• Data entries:
■ ■ ■ ■
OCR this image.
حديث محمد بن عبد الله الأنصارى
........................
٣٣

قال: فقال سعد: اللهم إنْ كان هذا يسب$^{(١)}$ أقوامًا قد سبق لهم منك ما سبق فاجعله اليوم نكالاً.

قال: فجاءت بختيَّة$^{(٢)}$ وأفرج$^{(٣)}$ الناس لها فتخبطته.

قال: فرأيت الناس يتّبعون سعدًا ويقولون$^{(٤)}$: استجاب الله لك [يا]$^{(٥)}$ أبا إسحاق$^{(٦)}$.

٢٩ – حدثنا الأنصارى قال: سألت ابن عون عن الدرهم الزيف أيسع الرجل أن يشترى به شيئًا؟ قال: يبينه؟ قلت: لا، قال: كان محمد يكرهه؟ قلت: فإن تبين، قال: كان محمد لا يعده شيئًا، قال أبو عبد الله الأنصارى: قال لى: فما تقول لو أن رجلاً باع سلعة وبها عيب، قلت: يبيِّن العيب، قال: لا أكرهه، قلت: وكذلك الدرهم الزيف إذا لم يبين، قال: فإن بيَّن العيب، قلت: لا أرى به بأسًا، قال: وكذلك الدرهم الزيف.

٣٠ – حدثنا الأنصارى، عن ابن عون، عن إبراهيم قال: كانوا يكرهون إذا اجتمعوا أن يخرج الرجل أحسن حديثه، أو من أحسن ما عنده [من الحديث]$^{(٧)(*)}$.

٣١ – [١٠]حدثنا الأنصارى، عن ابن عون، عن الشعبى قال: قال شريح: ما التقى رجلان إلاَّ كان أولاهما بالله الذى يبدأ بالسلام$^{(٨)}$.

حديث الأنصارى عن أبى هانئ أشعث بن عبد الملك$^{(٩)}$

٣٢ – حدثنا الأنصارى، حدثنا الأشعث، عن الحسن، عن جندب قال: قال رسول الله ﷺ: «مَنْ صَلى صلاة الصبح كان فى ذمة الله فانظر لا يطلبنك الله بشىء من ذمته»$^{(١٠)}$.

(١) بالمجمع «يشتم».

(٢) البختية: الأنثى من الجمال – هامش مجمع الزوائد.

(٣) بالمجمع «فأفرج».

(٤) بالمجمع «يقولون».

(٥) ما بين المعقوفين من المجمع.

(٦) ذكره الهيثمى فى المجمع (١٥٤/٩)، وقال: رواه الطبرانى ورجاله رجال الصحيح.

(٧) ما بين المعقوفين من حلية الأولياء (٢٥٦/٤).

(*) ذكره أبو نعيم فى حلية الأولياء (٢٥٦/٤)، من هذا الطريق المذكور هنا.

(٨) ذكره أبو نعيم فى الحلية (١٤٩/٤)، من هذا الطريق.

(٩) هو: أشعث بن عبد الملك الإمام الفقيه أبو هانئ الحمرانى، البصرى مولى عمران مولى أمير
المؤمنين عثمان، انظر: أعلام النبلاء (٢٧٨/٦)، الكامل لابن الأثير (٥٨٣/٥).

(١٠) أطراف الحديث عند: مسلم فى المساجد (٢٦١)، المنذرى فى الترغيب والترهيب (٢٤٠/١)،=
■ ■ ■ ■
• Objective: Repeat the data precisely, line by line.

• Response to the exercise:
OCR this image.
حديث محمد بن عبد الله الأنصارى
........................
٣٣

قال: فقال سعد: اللهم إنْ كان هذا يسب$^{(١)}$ أقوامًا قد سبق لهم منك ما سبق فاجعله اليوم نكالاً.

قال: فجاءت بختيَّة$^{(٢)}$ وأفرج$^{(٣)}$ الناس لها فتخبطته.

قال: فرأيت الناس يتّبعون سعدًا ويقولون$^{(٤)}$: استجاب الله لك [يا]$^{(٥)}$ أبا إسحاق$^{(٦)}$.

٢٩ – حدثنا الأنصارى قال: سألت ابن عون عن الدرهم الزيف أيسع الرجل أن يشترى به شيئًا؟ قال: يبينه؟ قلت: لا، قال: كان محمد يكرهه؟ قلت: فإن تبين، قال: كان محمد لا يعده شيئًا، قال أبو عبد الله الأنصارى: قال لى: فما تقول لو أن رجلاً باع سلعة وبها عيب، قلت: يبيِّن العيب، قال: لا أكرهه، قلت: وكذلك الدرهم الزيف إذا لم يبين، قال: فإن بيَّن العيب، قلت: لا أرى به بأسًا، قال: وكذلك الدرهم الزيف.

٣٠ – حدثنا الأنصارى، عن ابن عون، عن إبراهيم قال: كانوا يكرهون إذا اجتمعوا أن يخرج الرجل أحسن حديثه، أو من أحسن ما عنده [من الحديث]$^{(٧)(*)}$.

٣١ – [١٠]حدثنا الأنصارى، عن ابن عون، عن الشعبى قال: قال شريح: ما التقى رجلان إلاَّ كان أولاهما بالله الذى يبدأ بالسلام$^{(٨)}$.

حديث الأنصارى عن أبى هانئ أشعث بن عبد الملك$^{(٩)}$

٣٢ – حدثنا الأنصارى، حدثنا الأشعث، عن الحسن، عن جندب قال: قال رسول الله ﷺ: «مَنْ صَلى صلاة الصبح كان فى ذمة الله فانظر لا يطلبنك الله بشىء من ذمته»$^{(١٠)}$.

(١) بالمجمع «يشتم».

(٢) البختية: الأنثى من الجمال – هامش مجمع الزوائد.

(٣) بالمجمع «فأفرج».

(٤) بالمجمع «يقولون».

(٥) ما بين المعقوفين من المجمع.

(٦) ذكره الهيثمى فى المجمع (١٥٤/٩)، وقال: رواه الطبرانى ورجاله رجال الصحيح.

(٧) ما بين المعقوفين من حلية الأولياء (٢٥٦/٤).

(*) ذكره أبو نعيم فى حلية الأولياء (٢٥٦/٤)، من هذا الطريق المذكور هنا.

(٨) ذكره أبو نعيم فى الحلية (١٤٩/٤)، من هذا الطريق.

(٩) هو: أشعث بن عبد الملك الإمام الفقيه أبو هانئ الحمرانى، البصرى مولى عمران مولى أمير
المؤمنين عثمان، انظر: أعلام النبلاء (٢٧٨/٦)، الكامل لابن الأثير (٥٨٣/٥).

(١٠) أطراف الحديث عند: مسلم فى المساجد (٢٦١)، المنذرى فى الترغيب والترهيب (٢٤٠/١)،=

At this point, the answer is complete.